▸ PASSAGE SHOWN:
+ + + + +
2018-06-15 Thread Doug Schuler
Moritz' suggestions seem very sound.

The Public Sphere Project is a non-profit 501.c.3 organization that's very
aligned with the LT mission and would seem to be a good fit.

Other org's probably have better tech and deeper pockets however!

If I saw any changes I'd like to see the list expand its capabilities and
help function as a project incubator and sometime sustainer. This was one
of the roles that CPSR adopted — more or less subconsciously — and our
organization grew out of CPSR.

Thanks!

— Doug



On Fri, Jun 15, 2018 at 8:56 AM, Moritz Bartl 
wrote:

> Hi Yosem,
> On 14.06.2018 21:13, Yosem Companys wrote:
> > Recently, the decision was made to spin off LT as an independent entity.
>
> Have you considered fiscal sponsorship instead, meaning to partner with
> an existing non-profit instead of creating your own?
>
> I can for example see us at Renewable Freedom Foundation hosting this,
> both legally and technically. We have our own servers at various data
> centers, an endowment to ensure continued operation of the foundation,
> and existing legal infrastructure (registration in Germany, charity
> status for donations across Europe, readily set up accounting & audits
> etc.).
>
> It would save you from a lot of headaches and bureaucracy. There are
> other foundations I can connect you to if you're interested in exploring
> this route.
>
> Legally, the primary consideration should be wether you expect grants or
> donations, and where from. If you're dealing with US funders, it is the
> easiest for them to give money to 501c3's in the US; if you're dealing
> with donors from Europe, a European entity might be more useful.
+ + + + +
▸ GIVEN INSTRUCTION A:
Reproduce the email thread above word for word, in full.

▸ GIVEN DATA:
+ + + + +
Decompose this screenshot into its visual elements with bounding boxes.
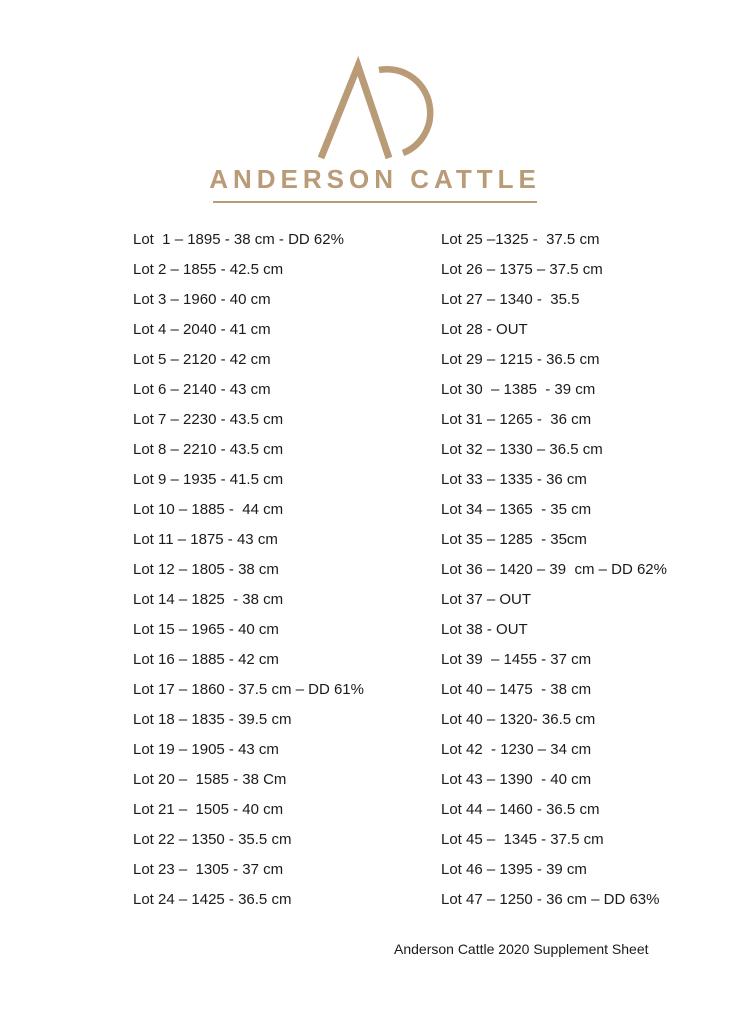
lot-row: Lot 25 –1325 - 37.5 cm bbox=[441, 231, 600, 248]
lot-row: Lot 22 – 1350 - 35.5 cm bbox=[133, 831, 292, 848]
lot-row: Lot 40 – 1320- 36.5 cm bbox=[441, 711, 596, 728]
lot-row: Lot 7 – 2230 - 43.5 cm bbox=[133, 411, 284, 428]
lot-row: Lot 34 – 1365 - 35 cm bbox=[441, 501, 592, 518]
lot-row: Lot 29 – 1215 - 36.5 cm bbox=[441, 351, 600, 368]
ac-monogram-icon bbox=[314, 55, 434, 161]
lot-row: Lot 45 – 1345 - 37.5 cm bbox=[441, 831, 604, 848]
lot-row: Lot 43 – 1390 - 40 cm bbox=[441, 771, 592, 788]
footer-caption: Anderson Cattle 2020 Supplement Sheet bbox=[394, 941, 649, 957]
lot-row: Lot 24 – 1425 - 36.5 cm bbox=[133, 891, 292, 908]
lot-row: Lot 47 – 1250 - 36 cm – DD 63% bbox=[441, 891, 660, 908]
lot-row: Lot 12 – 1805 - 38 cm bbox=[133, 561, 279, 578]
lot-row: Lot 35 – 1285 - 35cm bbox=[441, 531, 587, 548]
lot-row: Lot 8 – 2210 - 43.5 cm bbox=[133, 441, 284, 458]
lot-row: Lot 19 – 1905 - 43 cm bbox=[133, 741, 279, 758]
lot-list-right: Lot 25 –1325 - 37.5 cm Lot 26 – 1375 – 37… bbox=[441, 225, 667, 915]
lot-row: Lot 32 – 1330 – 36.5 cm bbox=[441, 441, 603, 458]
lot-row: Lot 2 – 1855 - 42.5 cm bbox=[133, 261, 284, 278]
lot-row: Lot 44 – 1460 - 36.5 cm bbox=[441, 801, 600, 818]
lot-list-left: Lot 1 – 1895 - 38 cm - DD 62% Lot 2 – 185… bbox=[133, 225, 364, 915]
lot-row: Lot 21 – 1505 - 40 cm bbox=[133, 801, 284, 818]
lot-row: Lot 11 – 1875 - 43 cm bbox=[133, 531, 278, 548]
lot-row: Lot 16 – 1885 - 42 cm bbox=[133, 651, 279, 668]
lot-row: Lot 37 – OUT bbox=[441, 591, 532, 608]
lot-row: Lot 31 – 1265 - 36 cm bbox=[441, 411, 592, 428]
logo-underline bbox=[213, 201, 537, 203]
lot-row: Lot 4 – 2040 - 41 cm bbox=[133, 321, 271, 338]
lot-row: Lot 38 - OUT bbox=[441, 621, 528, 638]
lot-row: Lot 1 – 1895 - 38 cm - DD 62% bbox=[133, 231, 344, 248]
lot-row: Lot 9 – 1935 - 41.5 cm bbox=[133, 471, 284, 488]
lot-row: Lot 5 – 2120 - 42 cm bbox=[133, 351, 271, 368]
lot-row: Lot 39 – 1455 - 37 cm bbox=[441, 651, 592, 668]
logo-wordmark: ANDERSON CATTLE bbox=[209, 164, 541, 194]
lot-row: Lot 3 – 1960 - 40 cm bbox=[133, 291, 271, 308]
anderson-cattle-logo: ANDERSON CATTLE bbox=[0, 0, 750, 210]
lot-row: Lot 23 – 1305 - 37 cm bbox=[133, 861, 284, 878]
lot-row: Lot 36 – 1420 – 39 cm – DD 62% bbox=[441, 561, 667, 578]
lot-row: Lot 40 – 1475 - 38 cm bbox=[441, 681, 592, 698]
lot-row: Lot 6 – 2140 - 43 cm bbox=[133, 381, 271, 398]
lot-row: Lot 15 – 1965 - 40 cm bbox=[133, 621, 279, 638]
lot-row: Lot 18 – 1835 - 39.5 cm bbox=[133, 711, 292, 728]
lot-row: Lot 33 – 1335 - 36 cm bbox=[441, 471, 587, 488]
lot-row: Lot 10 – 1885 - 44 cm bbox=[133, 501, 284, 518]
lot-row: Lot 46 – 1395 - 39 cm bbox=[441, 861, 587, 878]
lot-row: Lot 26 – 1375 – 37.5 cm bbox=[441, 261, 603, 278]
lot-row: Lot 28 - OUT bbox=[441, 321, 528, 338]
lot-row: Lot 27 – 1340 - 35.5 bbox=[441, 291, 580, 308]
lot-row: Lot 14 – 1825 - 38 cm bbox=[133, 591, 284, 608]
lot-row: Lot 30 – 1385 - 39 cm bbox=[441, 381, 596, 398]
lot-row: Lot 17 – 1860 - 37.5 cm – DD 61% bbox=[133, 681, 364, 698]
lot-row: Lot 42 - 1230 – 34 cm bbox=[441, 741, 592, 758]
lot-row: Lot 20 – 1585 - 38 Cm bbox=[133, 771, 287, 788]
+ + + + +
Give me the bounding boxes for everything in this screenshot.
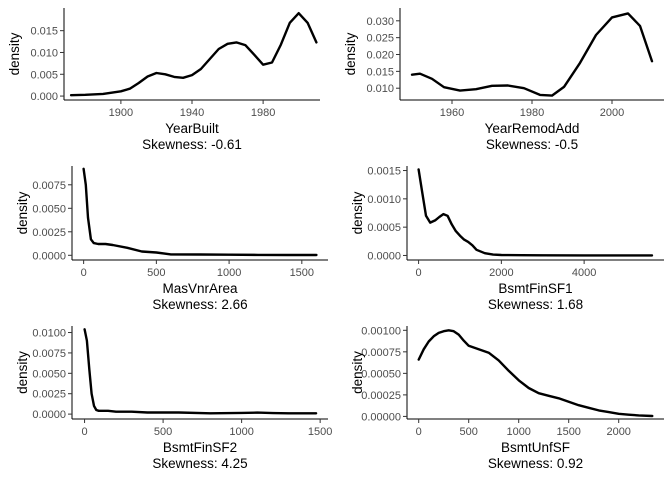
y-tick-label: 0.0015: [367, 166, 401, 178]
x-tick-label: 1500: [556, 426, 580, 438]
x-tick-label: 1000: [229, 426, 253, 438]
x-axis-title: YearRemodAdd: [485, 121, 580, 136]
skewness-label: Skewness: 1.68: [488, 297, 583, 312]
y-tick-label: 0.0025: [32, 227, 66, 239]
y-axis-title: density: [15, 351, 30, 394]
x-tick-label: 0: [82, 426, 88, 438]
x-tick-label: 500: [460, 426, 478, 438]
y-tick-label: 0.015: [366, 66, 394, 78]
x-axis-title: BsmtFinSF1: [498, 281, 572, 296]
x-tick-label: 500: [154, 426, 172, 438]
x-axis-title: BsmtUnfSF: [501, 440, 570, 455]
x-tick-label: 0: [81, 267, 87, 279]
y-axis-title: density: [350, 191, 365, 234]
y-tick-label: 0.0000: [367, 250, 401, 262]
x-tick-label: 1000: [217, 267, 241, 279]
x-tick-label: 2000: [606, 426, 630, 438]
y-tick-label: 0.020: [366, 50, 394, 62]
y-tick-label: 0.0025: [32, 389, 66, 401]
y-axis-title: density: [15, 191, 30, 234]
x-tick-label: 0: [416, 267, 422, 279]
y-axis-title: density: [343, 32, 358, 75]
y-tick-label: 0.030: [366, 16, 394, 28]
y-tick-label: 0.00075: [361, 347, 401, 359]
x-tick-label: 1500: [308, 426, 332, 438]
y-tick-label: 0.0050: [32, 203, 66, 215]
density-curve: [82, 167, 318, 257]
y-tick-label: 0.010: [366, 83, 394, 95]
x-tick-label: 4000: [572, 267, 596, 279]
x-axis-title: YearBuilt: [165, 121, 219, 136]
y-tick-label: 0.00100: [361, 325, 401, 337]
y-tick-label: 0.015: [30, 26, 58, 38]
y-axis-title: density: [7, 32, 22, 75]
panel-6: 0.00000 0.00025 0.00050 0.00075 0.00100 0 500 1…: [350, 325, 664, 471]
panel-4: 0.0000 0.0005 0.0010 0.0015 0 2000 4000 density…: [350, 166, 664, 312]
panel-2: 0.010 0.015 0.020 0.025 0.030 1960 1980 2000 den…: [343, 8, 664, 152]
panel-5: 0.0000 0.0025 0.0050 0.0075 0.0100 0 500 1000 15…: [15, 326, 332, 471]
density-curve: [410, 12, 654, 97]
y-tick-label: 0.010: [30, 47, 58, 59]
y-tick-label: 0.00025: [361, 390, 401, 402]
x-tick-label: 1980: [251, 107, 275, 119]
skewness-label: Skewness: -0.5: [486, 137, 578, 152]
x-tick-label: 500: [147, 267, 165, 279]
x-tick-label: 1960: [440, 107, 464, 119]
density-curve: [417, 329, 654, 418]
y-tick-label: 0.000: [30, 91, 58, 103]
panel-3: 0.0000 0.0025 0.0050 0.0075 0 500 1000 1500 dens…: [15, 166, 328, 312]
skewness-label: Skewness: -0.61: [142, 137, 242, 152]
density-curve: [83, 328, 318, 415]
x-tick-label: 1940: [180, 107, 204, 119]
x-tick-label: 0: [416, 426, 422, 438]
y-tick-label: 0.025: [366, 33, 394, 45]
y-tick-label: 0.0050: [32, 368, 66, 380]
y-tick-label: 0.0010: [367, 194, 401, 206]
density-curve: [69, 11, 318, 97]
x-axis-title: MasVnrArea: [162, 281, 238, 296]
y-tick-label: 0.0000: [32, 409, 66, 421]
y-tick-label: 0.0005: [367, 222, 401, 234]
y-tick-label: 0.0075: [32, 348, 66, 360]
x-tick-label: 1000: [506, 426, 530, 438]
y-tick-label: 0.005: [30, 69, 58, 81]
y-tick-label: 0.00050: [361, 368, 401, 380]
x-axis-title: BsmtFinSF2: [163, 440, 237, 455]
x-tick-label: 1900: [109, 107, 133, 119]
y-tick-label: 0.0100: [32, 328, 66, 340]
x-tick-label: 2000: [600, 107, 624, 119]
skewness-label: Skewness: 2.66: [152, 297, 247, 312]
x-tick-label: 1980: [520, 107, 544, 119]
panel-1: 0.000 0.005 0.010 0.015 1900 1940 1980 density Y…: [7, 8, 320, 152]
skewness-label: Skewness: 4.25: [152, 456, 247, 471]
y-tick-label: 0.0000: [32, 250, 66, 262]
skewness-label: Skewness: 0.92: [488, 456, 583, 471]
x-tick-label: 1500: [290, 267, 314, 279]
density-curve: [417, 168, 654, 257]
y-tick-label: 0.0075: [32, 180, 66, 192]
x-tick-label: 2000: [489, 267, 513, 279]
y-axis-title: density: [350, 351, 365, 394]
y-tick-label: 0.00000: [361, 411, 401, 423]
+ + + + +
▸ GIVEN INSTRUCTION B:
Return, verbatim, the entries that begin at the line containing "lot-row: Lot 25" and run through the line containing "ac-monogram-icon bbox=[314, 55, 434, 161]", with both of those lines included.

▸ PROBLEM SOLUTION A:
2018-06-15 Thread Doug Schuler
Moritz' suggestions seem very sound.

The Public Sphere Project is a non-profit 501.c.3 organization that's very
aligned with the LT mission and would seem to be a good fit.

Other org's probably have better tech and deeper pockets however!

If I saw any changes I'd like to see the list expand its capabilities and
help function as a project incubator and sometime sustainer. This was one
of the roles that CPSR adopted — more or less subconsciously — and our
organization grew out of CPSR.

Thanks!

— Doug



On Fri, Jun 15, 2018 at 8:56 AM, Moritz Bartl 
wrote:

> Hi Yosem,
> On 14.06.2018 21:13, Yosem Companys wrote:
> > Recently, the decision was made to spin off LT as an independent entity.
>
> Have you considered fiscal sponsorship instead, meaning to partner with
> an existing non-profit instead of creating your own?
>
> I can for example see us at Renewable Freedom Foundation hosting this,
> both legally and technically. We have our own servers at various data
> centers, an endowment to ensure continued operation of the foundation,
> and existing legal infrastructure (registration in Germany, charity
> status for donations across Europe, readily set up accounting & audits
> etc.).
>
> It would save you from a lot of headaches and bureaucracy. There are
> other foundations I can connect you to if you're interested in exploring
> this route.
>
> Legally, the primary consideration should be wether you expect grants or
> donations, and where from. If you're dealing with US funders, it is the
> easiest for them to give money to 501c3's in the US; if you're dealing
> with donors from Europe, a European entity might be more useful.

▸ PROBLEM SOLUTION B:
lot-row: Lot 25 –1325 - 37.5 cm bbox=[441, 231, 600, 248]
lot-row: Lot 22 – 1350 - 35.5 cm bbox=[133, 831, 292, 848]
lot-row: Lot 40 – 1320- 36.5 cm bbox=[441, 711, 596, 728]
lot-row: Lot 7 – 2230 - 43.5 cm bbox=[133, 411, 284, 428]
lot-row: Lot 34 – 1365 - 35 cm bbox=[441, 501, 592, 518]
lot-row: Lot 29 – 1215 - 36.5 cm bbox=[441, 351, 600, 368]
ac-monogram-icon bbox=[314, 55, 434, 161]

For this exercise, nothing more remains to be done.